> _EXERCISE PROMPT_
Wherever the string "marker" shows up in a line, count that line. Give the total alone.

> _INFORMATION PROVIDED_
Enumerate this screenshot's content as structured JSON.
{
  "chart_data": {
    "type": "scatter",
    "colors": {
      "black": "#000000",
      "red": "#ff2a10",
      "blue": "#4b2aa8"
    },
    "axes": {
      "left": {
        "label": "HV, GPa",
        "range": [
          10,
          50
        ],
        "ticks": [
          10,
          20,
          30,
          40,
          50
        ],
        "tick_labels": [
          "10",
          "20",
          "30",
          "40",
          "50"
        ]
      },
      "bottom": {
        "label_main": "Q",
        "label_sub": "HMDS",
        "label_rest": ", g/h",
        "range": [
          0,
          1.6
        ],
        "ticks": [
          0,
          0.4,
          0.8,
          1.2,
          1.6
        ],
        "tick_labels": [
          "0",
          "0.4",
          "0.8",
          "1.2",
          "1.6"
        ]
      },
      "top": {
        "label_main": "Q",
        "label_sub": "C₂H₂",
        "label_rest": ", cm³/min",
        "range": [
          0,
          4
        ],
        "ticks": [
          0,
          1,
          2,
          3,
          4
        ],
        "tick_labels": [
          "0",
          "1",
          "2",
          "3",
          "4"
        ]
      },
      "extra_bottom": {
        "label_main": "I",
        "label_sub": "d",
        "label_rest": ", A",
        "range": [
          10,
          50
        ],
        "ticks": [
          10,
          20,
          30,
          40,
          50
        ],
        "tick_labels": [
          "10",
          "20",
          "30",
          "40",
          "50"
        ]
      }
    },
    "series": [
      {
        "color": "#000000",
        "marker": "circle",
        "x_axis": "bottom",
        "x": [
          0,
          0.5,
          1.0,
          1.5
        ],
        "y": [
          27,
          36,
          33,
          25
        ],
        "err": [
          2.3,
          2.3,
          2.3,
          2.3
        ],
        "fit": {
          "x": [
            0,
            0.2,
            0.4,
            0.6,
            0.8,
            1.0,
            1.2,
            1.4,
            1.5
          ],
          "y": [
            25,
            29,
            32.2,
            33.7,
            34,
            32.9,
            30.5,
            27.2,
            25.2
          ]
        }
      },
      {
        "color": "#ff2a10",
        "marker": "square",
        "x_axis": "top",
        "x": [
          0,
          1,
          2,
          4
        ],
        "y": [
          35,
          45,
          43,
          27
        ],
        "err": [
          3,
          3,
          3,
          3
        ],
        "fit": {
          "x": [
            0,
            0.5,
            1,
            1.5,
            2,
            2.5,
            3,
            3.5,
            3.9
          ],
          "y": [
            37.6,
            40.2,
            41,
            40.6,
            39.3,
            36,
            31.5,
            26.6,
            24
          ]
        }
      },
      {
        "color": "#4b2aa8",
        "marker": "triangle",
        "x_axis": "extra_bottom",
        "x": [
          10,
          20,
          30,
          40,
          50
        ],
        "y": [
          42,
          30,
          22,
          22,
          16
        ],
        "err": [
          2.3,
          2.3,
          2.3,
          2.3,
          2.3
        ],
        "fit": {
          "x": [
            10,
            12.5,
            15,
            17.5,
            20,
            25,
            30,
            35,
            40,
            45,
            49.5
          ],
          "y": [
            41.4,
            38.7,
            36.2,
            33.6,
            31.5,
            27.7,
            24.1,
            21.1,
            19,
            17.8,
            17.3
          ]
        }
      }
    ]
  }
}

> _RESPONSE_
3